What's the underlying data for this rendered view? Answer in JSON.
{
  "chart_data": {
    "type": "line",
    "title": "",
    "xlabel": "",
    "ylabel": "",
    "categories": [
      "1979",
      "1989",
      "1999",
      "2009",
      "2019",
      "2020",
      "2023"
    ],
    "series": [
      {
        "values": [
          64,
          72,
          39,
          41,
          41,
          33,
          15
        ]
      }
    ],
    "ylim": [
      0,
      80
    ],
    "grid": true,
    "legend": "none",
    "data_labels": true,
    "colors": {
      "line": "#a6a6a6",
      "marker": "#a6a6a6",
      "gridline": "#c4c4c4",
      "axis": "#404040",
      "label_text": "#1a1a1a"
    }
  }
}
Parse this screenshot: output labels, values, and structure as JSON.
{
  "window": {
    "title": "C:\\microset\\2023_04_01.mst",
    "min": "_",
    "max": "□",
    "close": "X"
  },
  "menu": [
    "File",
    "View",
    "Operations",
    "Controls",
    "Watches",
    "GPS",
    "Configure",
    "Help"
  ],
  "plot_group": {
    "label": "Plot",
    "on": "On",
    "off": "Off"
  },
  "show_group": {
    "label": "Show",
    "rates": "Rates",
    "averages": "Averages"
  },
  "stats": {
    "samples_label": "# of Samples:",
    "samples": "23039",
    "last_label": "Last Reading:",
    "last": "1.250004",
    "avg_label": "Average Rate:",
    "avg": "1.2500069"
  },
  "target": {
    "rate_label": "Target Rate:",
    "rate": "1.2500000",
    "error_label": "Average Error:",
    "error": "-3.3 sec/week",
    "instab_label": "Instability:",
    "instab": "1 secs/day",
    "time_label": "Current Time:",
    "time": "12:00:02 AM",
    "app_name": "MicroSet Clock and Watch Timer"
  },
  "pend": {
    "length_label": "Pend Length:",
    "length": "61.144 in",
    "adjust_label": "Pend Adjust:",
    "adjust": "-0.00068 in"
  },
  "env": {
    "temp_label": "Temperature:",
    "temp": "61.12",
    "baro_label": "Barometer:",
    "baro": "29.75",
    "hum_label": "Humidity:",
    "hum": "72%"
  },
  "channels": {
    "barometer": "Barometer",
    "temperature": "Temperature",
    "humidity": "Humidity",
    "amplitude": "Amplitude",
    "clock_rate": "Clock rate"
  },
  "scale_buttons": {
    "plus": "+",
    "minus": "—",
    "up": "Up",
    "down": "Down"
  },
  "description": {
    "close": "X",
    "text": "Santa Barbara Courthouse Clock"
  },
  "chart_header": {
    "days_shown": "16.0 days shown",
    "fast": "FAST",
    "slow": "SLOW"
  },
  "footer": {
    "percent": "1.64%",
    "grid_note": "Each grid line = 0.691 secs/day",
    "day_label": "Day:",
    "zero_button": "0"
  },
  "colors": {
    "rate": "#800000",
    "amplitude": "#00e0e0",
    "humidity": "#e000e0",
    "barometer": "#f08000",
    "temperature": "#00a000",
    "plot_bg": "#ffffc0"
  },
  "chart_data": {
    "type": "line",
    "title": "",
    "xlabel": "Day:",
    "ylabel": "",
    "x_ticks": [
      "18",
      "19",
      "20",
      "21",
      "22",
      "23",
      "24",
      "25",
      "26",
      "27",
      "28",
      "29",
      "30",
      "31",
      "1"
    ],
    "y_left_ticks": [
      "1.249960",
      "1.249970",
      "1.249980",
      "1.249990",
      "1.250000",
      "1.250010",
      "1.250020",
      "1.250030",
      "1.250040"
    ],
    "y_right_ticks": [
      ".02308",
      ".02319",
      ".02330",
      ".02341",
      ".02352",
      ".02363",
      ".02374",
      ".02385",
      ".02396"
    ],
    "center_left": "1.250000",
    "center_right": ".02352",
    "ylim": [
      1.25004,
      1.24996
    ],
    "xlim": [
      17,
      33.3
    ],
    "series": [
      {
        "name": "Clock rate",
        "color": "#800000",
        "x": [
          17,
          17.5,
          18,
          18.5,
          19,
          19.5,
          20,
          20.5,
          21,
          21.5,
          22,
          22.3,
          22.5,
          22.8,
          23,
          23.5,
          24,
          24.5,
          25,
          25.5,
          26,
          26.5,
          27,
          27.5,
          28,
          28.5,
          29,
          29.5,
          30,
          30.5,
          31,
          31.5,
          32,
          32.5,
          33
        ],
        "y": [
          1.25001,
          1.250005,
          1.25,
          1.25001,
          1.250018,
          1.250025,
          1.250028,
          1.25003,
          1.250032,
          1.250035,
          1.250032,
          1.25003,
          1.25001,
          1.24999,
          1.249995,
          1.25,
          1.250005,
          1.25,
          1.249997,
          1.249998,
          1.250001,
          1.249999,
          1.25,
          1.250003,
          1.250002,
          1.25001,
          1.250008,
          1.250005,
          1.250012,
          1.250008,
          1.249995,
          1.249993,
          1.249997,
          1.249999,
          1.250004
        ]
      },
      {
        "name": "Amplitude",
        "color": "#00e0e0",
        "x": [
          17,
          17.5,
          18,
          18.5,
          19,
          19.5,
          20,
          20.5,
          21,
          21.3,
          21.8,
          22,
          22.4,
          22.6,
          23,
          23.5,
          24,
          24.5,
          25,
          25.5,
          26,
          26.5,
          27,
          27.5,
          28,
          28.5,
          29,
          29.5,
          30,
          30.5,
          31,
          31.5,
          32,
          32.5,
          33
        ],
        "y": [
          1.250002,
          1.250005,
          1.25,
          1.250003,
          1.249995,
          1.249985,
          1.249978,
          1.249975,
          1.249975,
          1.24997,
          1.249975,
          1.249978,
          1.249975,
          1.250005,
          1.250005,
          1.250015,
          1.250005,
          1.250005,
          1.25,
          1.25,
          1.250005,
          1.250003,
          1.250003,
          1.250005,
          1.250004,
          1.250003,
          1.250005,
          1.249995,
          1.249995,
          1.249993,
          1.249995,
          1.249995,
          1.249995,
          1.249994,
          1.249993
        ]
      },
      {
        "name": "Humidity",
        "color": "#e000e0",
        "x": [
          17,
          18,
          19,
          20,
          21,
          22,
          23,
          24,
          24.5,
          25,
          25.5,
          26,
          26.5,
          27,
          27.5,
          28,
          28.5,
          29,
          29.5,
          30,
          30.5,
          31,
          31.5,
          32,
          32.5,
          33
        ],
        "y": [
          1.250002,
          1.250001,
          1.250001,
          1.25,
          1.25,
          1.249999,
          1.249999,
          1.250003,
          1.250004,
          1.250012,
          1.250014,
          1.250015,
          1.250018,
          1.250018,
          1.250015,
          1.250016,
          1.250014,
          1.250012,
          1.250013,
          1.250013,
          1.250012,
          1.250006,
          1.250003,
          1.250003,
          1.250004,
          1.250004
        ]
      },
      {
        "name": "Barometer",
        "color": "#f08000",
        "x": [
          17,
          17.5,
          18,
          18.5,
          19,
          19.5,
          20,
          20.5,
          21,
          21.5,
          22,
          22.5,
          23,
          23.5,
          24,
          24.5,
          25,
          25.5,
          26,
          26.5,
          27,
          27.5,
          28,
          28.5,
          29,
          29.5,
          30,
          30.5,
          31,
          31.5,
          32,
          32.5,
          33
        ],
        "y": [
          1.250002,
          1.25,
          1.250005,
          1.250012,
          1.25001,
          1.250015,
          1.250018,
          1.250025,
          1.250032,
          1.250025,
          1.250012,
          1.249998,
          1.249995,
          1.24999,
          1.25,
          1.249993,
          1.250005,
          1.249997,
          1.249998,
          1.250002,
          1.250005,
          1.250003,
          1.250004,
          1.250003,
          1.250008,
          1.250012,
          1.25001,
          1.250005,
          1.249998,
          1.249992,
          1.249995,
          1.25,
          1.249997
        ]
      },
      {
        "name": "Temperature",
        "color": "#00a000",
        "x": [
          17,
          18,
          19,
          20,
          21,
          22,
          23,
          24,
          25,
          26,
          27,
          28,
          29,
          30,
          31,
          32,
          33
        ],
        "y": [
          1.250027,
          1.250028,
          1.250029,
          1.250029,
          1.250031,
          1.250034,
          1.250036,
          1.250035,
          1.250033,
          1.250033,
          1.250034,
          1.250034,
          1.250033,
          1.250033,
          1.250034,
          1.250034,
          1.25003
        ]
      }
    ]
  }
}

#####

- Given problem -
Extract every line above that contains the word "secs".

- Output -
    "instab": "1 secs/day",
    "grid_note": "Each grid line = 0.691 secs/day",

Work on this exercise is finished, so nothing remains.